#### Task directions:
Print the part of the discussion of college ranking metrics that runs from "Fair point. I’m" up to and including "the university rankings?", keeping every word and punctuation mark intact.

The reworked formula assigned greater emphasis to graduation rates for students who received need-based Pell grants and retention. It also introduced metrics tied to first-generation college students and to whether recent graduates were earning more than people who had completed only high school.
I think helping students who need financial aid or are first generation college students is a good goal for universities. Including it in what is supposed to be an overall ranking for any student seems a little odd to me.
Fair point. I’m curious whether increasing Miami’s research designation would give the school a bump. Seems SUNY Buffalo benefited from the new rating system, and they have a higher-level research designation.
My understanding is that faculty research amounts to 4% of the final score received by any university. The 6-year graduation rate of students who received a Pell Grant amounts to 3%.
Although noble, adding social mobility factors to rankings can be dangerous. If graduation rates are all that matter, as it seems to be now, what happens when universities start rejecting Pell Grants (3% of the total US News score) or first-generation students (2.5% of the total US News score) because they predict these folks will not graduate on time and, thus, will affect the university rankings?

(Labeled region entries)
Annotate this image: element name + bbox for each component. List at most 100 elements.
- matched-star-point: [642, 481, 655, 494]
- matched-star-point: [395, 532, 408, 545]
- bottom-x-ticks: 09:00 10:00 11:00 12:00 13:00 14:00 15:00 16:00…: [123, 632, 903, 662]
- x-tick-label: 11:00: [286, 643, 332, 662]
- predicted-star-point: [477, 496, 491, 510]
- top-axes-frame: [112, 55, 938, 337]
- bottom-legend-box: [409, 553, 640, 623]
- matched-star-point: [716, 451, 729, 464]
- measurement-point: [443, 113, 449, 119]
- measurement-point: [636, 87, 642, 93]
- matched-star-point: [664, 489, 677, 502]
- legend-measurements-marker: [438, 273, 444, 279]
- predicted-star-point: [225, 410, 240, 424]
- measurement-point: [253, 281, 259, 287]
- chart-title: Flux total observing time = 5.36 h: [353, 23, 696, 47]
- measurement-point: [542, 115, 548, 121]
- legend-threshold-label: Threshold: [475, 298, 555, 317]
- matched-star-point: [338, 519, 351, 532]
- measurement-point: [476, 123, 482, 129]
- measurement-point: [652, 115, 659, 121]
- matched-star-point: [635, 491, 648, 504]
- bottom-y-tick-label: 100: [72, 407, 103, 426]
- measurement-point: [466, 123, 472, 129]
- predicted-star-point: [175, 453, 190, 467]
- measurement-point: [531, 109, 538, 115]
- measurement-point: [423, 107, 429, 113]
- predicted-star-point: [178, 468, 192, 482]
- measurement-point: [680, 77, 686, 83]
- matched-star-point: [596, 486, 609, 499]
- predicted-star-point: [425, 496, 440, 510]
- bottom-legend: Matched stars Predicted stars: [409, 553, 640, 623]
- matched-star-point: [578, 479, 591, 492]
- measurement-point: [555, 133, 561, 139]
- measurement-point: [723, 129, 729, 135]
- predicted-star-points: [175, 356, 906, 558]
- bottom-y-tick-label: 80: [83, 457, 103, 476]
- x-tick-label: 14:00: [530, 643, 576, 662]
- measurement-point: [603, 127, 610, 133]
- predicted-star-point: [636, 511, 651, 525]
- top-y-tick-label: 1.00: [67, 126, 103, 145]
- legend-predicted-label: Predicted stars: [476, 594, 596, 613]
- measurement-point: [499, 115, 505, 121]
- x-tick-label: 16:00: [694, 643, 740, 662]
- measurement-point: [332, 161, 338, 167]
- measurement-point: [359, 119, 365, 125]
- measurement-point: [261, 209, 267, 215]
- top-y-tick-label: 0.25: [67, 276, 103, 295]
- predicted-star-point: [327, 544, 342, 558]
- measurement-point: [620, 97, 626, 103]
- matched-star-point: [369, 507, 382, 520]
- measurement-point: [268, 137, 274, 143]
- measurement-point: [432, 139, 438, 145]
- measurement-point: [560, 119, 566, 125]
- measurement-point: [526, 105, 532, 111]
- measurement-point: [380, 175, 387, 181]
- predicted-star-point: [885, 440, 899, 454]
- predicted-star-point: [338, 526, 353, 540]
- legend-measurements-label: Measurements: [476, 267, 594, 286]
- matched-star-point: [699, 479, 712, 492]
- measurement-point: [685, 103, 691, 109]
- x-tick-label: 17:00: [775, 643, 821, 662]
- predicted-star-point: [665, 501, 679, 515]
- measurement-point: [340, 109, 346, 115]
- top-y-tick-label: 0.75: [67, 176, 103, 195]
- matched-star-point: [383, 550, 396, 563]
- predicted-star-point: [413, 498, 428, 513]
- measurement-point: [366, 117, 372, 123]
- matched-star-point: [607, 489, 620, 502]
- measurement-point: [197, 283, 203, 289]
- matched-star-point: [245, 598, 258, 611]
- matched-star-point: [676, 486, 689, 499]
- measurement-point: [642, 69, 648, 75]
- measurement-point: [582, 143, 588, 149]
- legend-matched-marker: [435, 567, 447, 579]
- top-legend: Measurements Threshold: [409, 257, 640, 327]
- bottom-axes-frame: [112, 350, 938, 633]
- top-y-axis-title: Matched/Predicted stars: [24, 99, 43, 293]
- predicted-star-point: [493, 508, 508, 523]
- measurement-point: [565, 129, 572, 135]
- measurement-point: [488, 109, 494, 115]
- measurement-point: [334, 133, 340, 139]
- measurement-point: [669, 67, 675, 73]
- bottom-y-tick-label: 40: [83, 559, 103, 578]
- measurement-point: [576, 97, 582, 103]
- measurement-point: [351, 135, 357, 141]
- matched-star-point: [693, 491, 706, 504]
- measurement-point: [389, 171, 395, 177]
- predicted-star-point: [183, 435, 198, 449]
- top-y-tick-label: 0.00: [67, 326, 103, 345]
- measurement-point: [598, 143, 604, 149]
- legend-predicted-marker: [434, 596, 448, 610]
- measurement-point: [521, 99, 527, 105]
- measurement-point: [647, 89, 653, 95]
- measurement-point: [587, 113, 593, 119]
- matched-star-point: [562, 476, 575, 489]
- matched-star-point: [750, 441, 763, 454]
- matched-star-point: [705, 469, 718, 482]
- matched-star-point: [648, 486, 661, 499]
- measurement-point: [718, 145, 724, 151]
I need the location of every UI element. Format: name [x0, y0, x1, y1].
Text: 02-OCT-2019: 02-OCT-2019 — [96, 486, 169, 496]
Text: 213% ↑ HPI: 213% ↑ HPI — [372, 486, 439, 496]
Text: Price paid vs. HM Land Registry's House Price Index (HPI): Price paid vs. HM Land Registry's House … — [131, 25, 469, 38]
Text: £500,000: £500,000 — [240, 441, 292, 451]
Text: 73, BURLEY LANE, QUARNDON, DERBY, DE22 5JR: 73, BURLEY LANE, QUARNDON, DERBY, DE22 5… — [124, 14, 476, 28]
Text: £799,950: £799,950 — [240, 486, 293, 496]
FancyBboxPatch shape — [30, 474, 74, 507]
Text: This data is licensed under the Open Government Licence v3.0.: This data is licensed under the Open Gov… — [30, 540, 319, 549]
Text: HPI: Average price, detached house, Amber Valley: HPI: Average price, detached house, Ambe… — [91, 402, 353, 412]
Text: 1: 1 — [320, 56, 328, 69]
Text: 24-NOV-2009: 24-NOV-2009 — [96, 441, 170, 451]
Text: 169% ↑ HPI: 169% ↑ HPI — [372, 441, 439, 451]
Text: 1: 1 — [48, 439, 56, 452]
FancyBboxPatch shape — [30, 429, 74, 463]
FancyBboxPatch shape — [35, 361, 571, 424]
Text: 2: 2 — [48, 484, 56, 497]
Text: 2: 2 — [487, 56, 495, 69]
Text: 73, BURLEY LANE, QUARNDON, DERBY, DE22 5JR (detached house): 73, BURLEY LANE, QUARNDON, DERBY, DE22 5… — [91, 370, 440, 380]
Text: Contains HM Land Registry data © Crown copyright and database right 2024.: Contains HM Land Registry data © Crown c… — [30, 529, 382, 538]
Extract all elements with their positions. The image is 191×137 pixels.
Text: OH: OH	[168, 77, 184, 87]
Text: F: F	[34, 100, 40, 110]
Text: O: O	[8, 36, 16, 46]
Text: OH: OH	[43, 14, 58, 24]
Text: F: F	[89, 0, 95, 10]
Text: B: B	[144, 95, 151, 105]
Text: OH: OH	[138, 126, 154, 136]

#### Solution:
Fair point. I’m curious whether increasing Miami’s research designation would give the school a bump. Seems SUNY Buffalo benefited from the new rating system, and they have a higher-level research designation.
My understanding is that faculty research amounts to 4% of the final score received by any university. The 6-year graduation rate of students who received a Pell Grant amounts to 3%.
Although noble, adding social mobility factors to rankings can be dangerous. If graduation rates are all that matter, as it seems to be now, what happens when universities start rejecting Pell Grants (3% of the total US News score) or first-generation students (2.5% of the total US News score) because they predict these folks will not graduate on time and, thus, will affect the university rankings?